WHAT TO WORK ON: Copy out every line of the items below without any changes, leaving the pictures out of your answer.

MATERIAL:
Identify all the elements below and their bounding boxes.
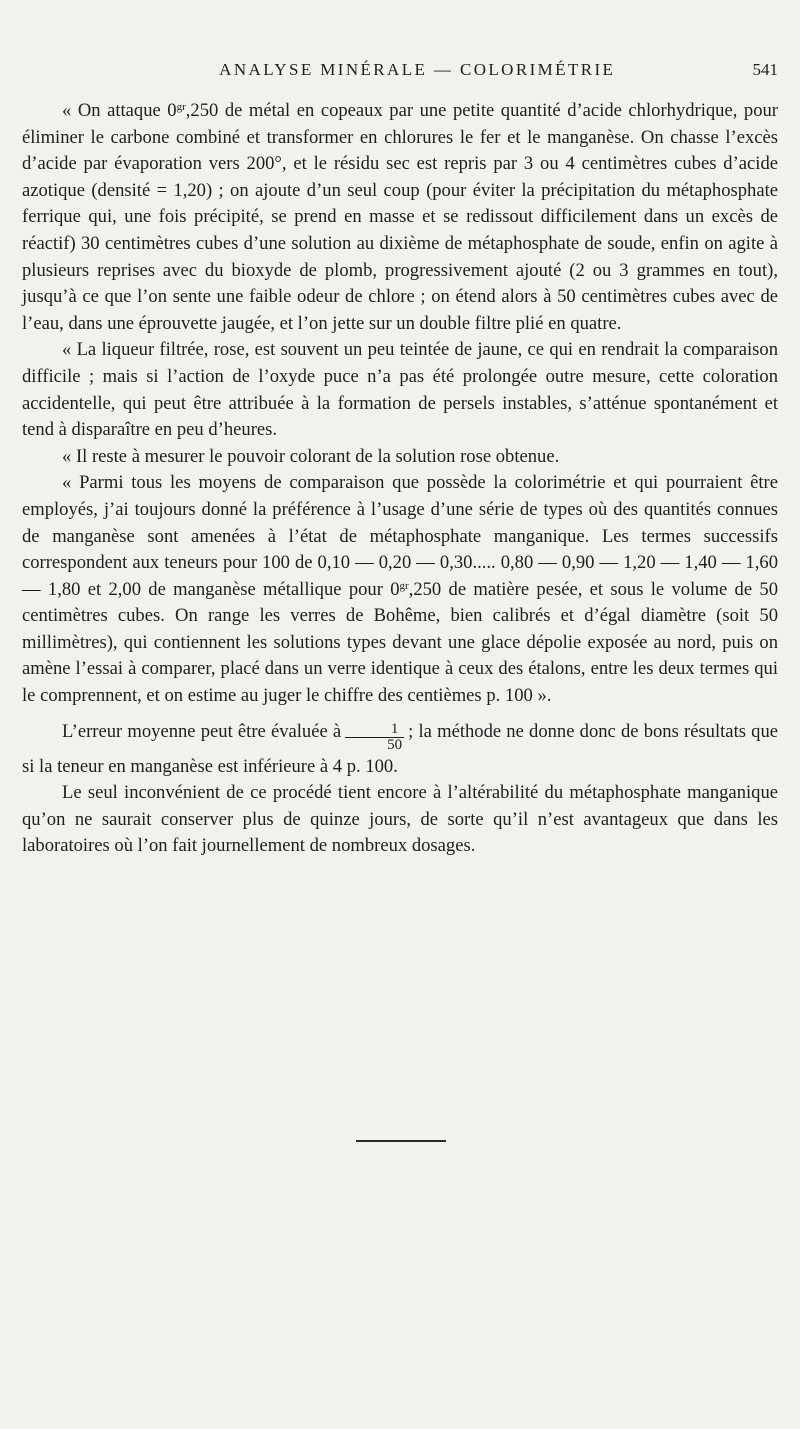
- fraction: [345, 722, 404, 753]
- running-header: [22, 60, 778, 94]
- page: [22, 60, 778, 860]
- text-run: ,250 de matière pesée, et sous le volume de 50 centimètres cubes. On range les verres de Bohême, bien calibrés et d’égal diamètre (soit 50 millimètres), qui contiennent les solutions types devant une glace dépolie exposée au nord, puis on amène l’essai à comparer, placé dans un verre identique à ceux des étalons, entre les deux termes qui le comprennent, et on estime au juger le chiffre des centièmes p. 100 ».: [22, 578, 778, 707]
- text-run: L’erreur moyenne peut être évaluée à: [62, 720, 342, 742]
- section-divider: [356, 1140, 446, 1142]
- paragraph-6: Le seul inconvénient de ce procédé tient encore à l’altérabilité du métaphosphate manganique qu’on ne saurait conserver plus de quinze jours, de sorte qu’il n’est avantageux que dans les laboratoires où l’on fait journellement de nombreux dosages.: [22, 782, 778, 857]
- paragraph-2: « La liqueur filtrée, rose, est souvent un peu teintée de jaune, ce qui en rendrait la comparaison difficile ; mais si l’action de l’oxyde puce n’a pas été prolongée outre mesure, cette coloration accidentelle, qui peut être attribuée à la formation de persels instables, s’atténue spontanément et tend à disparaître en peu d’heures.: [22, 339, 778, 441]
- page-number: 541: [752, 60, 778, 79]
- fraction-numerator: 1: [345, 722, 404, 738]
- text-run: ; la méthode ne donne donc de bons résultats que si la teneur en manganèse est inférieure à 4 p. 100.: [22, 720, 778, 777]
- paragraph-5: [22, 710, 778, 781]
- paragraph-4: [22, 470, 778, 709]
- paragraph-3: « Il reste à mesurer le pouvoir colorant de la solution rose obtenue.: [62, 445, 560, 467]
- text-run: « On attaque 0: [62, 100, 177, 121]
- text-run: « Parmi tous les moyens de comparaison que possède la colorimétrie et qui pourraient être employés, j’ai toujours donné la préférence à l’usage d’une série de types où des quantités connues de manganèse sont amenées à l’état de métaphosphate manganique. Les termes successifs correspondent aux teneurs pour 100 de 0,10 — 0,20 — 0,30..... 0,80 — 0,90 — 1,20 — 1,40 — 1,60 — 1,80 et 2,00 de manganèse métallique pour 0: [22, 472, 778, 600]
- header-title: ANALYSE MINÉRALE — COLORIMÉTRIE: [219, 60, 616, 79]
- body-text: [22, 98, 778, 860]
- fraction-denominator: 50: [387, 736, 403, 753]
- text-run: ,250 de métal en copeaux par une petite quantité d’acide chlorhydrique, pour éliminer le carbone combiné et transformer en chlorures le fer et le manganèse. On chasse l’excès d’acide par évaporation vers 200°, et le résidu sec est repris par 3 ou 4 centimètres cubes d’acide azotique (densité = 1,20) ; on ajoute d’un seul coup (pour éviter la précipitation du métaphosphate ferrique qui, une fois précipité, se prend en masse et se redissout difficilement dans un excès de réactif) 30 centimètres cubes d’une solution au dixième de métaphosphate de soude, enfin on agite à plusieurs reprises avec du bioxyde de plomb, progressivement ajouté (2 ou 3 grammes en tout), jusqu’à ce que l’on sente une faible odeur de chlore ; on étend alors à 50 centimètres cubes avec de l’eau, dans une éprouvette jaugée, et l’on jette sur un double filtre plié en quatre.: [22, 100, 778, 334]
- paragraph-1: [22, 98, 778, 337]
- unit-superscript: gr: [176, 101, 186, 113]
- unit-superscript: gr: [399, 579, 409, 592]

OUTPUT:
Identify all the elements below and their bounding boxes.
- fraction: [345, 722, 404, 753]
- running-header: [22, 60, 778, 94]
- page: [22, 60, 778, 860]
- text-run: ,250 de matière pesée, et sous le volume de 50 centimètres cubes. On range les verres de Bohême, bien calibrés et d’égal diamètre (soit 50 millimètres), qui contiennent les solutions types devant une glace dépolie exposée au nord, puis on amène l’essai à comparer, placé dans un verre identique à ceux des étalons, entre les deux termes qui le comprennent, et on estime au juger le chiffre des centièmes p. 100 ».: [22, 578, 778, 707]
- text-run: L’erreur moyenne peut être évaluée à: [62, 720, 342, 742]
- section-divider: [356, 1140, 446, 1142]
- paragraph-6: Le seul inconvénient de ce procédé tient encore à l’altérabilité du métaphosphate manganique qu’on ne saurait conserver plus de quinze jours, de sorte qu’il n’est avantageux que dans les laboratoires où l’on fait journellement de nombreux dosages.: [22, 782, 778, 857]
- paragraph-2: « La liqueur filtrée, rose, est souvent un peu teintée de jaune, ce qui en rendrait la comparaison difficile ; mais si l’action de l’oxyde puce n’a pas été prolongée outre mesure, cette coloration accidentelle, qui peut être attribuée à la formation de persels instables, s’atténue spontanément et tend à disparaître en peu d’heures.: [22, 339, 778, 441]
- page-number: 541: [752, 60, 778, 79]
- fraction-numerator: 1: [345, 722, 404, 738]
- text-run: ; la méthode ne donne donc de bons résultats que si la teneur en manganèse est inférieure à 4 p. 100.: [22, 720, 778, 777]
- paragraph-5: [22, 710, 778, 781]
- paragraph-4: [22, 470, 778, 709]
- paragraph-3: « Il reste à mesurer le pouvoir colorant de la solution rose obtenue.: [62, 445, 560, 467]
- text-run: « On attaque 0: [62, 100, 177, 121]
- text-run: « Parmi tous les moyens de comparaison que possède la colorimétrie et qui pourraient être employés, j’ai toujours donné la préférence à l’usage d’une série de types où des quantités connues de manganèse sont amenées à l’état de métaphosphate manganique. Les termes successifs correspondent aux teneurs pour 100 de 0,10 — 0,20 — 0,30..... 0,80 — 0,90 — 1,20 — 1,40 — 1,60 — 1,80 et 2,00 de manganèse métallique pour 0: [22, 472, 778, 600]
- header-title: ANALYSE MINÉRALE — COLORIMÉTRIE: [219, 60, 616, 79]
- body-text: [22, 98, 778, 860]
- fraction-denominator: 50: [387, 736, 403, 753]
- text-run: ,250 de métal en copeaux par une petite quantité d’acide chlorhydrique, pour éliminer le carbone combiné et transformer en chlorures le fer et le manganèse. On chasse l’excès d’acide par évaporation vers 200°, et le résidu sec est repris par 3 ou 4 centimètres cubes d’acide azotique (densité = 1,20) ; on ajoute d’un seul coup (pour éviter la précipitation du métaphosphate ferrique qui, une fois précipité, se prend en masse et se redissout difficilement dans un excès de réactif) 30 centimètres cubes d’une solution au dixième de métaphosphate de soude, enfin on agite à plusieurs reprises avec du bioxyde de plomb, progressivement ajouté (2 ou 3 grammes en tout), jusqu’à ce que l’on sente une faible odeur de chlore ; on étend alors à 50 centimètres cubes avec de l’eau, dans une éprouvette jaugée, et l’on jette sur un double filtre plié en quatre.: [22, 100, 778, 334]
- paragraph-1: [22, 98, 778, 337]
- unit-superscript: gr: [176, 101, 186, 113]
- unit-superscript: gr: [399, 579, 409, 592]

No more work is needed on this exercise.